TASK DIRECTIONS »
Each entry below is to be extracted exactly.

(Collected data entries)
%%
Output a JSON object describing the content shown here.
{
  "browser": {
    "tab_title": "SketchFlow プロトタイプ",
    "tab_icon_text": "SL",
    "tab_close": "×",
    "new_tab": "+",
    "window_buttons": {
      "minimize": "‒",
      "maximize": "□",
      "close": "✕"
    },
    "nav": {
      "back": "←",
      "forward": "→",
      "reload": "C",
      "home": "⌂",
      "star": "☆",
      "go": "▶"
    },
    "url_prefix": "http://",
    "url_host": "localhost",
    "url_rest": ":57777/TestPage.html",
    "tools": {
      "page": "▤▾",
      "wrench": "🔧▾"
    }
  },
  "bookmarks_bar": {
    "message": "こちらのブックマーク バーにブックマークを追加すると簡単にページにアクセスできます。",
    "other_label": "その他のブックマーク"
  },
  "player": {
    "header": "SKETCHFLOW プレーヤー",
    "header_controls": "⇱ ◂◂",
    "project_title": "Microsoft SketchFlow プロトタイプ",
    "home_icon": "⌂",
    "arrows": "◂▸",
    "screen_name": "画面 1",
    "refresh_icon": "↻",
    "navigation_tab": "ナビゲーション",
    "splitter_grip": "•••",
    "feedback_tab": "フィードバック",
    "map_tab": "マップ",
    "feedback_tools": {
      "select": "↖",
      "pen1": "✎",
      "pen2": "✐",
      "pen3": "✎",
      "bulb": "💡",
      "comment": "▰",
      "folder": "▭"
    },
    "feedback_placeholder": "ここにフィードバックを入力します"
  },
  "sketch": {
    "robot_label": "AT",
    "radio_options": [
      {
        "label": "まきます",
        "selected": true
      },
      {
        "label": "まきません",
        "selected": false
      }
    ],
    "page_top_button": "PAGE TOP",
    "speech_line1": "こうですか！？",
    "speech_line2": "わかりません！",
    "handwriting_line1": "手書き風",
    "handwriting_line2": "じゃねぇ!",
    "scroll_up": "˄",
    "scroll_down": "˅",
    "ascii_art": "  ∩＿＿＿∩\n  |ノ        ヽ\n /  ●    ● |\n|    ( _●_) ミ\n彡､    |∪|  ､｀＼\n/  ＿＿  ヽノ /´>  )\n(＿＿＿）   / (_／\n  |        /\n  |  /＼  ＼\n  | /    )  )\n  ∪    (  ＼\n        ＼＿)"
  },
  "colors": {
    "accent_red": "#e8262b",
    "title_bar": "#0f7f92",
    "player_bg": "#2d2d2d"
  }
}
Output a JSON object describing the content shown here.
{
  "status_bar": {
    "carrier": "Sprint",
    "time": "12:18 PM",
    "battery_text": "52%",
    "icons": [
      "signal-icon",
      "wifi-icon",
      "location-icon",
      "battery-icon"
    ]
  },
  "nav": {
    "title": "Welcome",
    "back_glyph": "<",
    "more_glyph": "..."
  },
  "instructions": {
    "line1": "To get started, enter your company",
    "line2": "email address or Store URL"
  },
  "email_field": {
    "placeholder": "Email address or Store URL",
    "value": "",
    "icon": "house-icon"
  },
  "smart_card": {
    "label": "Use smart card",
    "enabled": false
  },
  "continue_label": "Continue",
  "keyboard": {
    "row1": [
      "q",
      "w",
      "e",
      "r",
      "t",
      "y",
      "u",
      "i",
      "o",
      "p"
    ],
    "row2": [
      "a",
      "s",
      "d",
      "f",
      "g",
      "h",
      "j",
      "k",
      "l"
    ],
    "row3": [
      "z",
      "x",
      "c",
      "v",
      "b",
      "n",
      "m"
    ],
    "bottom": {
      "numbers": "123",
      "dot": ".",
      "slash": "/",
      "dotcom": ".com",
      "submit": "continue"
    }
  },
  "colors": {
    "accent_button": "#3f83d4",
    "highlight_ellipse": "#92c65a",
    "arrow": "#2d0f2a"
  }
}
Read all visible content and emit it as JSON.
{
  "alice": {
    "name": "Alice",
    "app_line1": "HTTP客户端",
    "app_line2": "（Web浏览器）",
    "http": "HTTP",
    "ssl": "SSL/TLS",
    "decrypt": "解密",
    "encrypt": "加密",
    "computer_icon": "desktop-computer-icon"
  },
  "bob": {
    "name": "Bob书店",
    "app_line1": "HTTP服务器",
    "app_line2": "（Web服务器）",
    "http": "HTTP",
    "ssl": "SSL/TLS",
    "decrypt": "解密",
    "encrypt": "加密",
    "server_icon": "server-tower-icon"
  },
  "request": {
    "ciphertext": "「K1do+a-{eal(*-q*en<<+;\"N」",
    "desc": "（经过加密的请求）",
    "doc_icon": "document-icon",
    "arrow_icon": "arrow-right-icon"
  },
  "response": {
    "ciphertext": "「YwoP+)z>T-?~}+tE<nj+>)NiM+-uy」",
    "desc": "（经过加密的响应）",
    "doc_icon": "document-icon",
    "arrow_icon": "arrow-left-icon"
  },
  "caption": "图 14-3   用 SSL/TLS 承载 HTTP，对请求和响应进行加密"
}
%%
OUTPUT FOR THIS TASK »
Output a JSON object describing the content shown here.
{
  "browser": {
    "tab_title": "SketchFlow プロトタイプ",
    "tab_icon_text": "SL",
    "tab_close": "×",
    "new_tab": "+",
    "window_buttons": {
      "minimize": "‒",
      "maximize": "□",
      "close": "✕"
    },
    "nav": {
      "back": "←",
      "forward": "→",
      "reload": "C",
      "home": "⌂",
      "star": "☆",
      "go": "▶"
    },
    "url_prefix": "http://",
    "url_host": "localhost",
    "url_rest": ":57777/TestPage.html",
    "tools": {
      "page": "▤▾",
      "wrench": "🔧▾"
    }
  },
  "bookmarks_bar": {
    "message": "こちらのブックマーク バーにブックマークを追加すると簡単にページにアクセスできます。",
    "other_label": "その他のブックマーク"
  },
  "player": {
    "header": "SKETCHFLOW プレーヤー",
    "header_controls": "⇱ ◂◂",
    "project_title": "Microsoft SketchFlow プロトタイプ",
    "home_icon": "⌂",
    "arrows": "◂▸",
    "screen_name": "画面 1",
    "refresh_icon": "↻",
    "navigation_tab": "ナビゲーション",
    "splitter_grip": "•••",
    "feedback_tab": "フィードバック",
    "map_tab": "マップ",
    "feedback_tools": {
      "select": "↖",
      "pen1": "✎",
      "pen2": "✐",
      "pen3": "✎",
      "bulb": "💡",
      "comment": "▰",
      "folder": "▭"
    },
    "feedback_placeholder": "ここにフィードバックを入力します"
  },
  "sketch": {
    "robot_label": "AT",
    "radio_options": [
      {
        "label": "まきます",
        "selected": true
      },
      {
        "label": "まきません",
        "selected": false
      }
    ],
    "page_top_button": "PAGE TOP",
    "speech_line1": "こうですか！？",
    "speech_line2": "わかりません！",
    "handwriting_line1": "手書き風",
    "handwriting_line2": "じゃねぇ!",
    "scroll_up": "˄",
    "scroll_down": "˅",
    "ascii_art": "  ∩＿＿＿∩\n  |ノ        ヽ\n /  ●    ● |\n|    ( _●_) ミ\n彡､    |∪|  ､｀＼\n/  ＿＿  ヽノ /´>  )\n(＿＿＿）   / (_／\n  |        /\n  |  /＼  ＼\n  | /    )  )\n  ∪    (  ＼\n        ＼＿)"
  },
  "colors": {
    "accent_red": "#e8262b",
    "title_bar": "#0f7f92",
    "player_bg": "#2d2d2d"
  }
}
Output a JSON object describing the content shown here.
{
  "status_bar": {
    "carrier": "Sprint",
    "time": "12:18 PM",
    "battery_text": "52%",
    "icons": [
      "signal-icon",
      "wifi-icon",
      "location-icon",
      "battery-icon"
    ]
  },
  "nav": {
    "title": "Welcome",
    "back_glyph": "<",
    "more_glyph": "..."
  },
  "instructions": {
    "line1": "To get started, enter your company",
    "line2": "email address or Store URL"
  },
  "email_field": {
    "placeholder": "Email address or Store URL",
    "value": "",
    "icon": "house-icon"
  },
  "smart_card": {
    "label": "Use smart card",
    "enabled": false
  },
  "continue_label": "Continue",
  "keyboard": {
    "row1": [
      "q",
      "w",
      "e",
      "r",
      "t",
      "y",
      "u",
      "i",
      "o",
      "p"
    ],
    "row2": [
      "a",
      "s",
      "d",
      "f",
      "g",
      "h",
      "j",
      "k",
      "l"
    ],
    "row3": [
      "z",
      "x",
      "c",
      "v",
      "b",
      "n",
      "m"
    ],
    "bottom": {
      "numbers": "123",
      "dot": ".",
      "slash": "/",
      "dotcom": ".com",
      "submit": "continue"
    }
  },
  "colors": {
    "accent_button": "#3f83d4",
    "highlight_ellipse": "#92c65a",
    "arrow": "#2d0f2a"
  }
}
Read all visible content and emit it as JSON.
{
  "alice": {
    "name": "Alice",
    "app_line1": "HTTP客户端",
    "app_line2": "（Web浏览器）",
    "http": "HTTP",
    "ssl": "SSL/TLS",
    "decrypt": "解密",
    "encrypt": "加密",
    "computer_icon": "desktop-computer-icon"
  },
  "bob": {
    "name": "Bob书店",
    "app_line1": "HTTP服务器",
    "app_line2": "（Web服务器）",
    "http": "HTTP",
    "ssl": "SSL/TLS",
    "decrypt": "解密",
    "encrypt": "加密",
    "server_icon": "server-tower-icon"
  },
  "request": {
    "ciphertext": "「K1do+a-{eal(*-q*en<<+;\"N」",
    "desc": "（经过加密的请求）",
    "doc_icon": "document-icon",
    "arrow_icon": "arrow-right-icon"
  },
  "response": {
    "ciphertext": "「YwoP+)z>T-?~}+tE<nj+>)NiM+-uy」",
    "desc": "（经过加密的响应）",
    "doc_icon": "document-icon",
    "arrow_icon": "arrow-left-icon"
  },
  "caption": "图 14-3   用 SSL/TLS 承载 HTTP，对请求和响应进行加密"
}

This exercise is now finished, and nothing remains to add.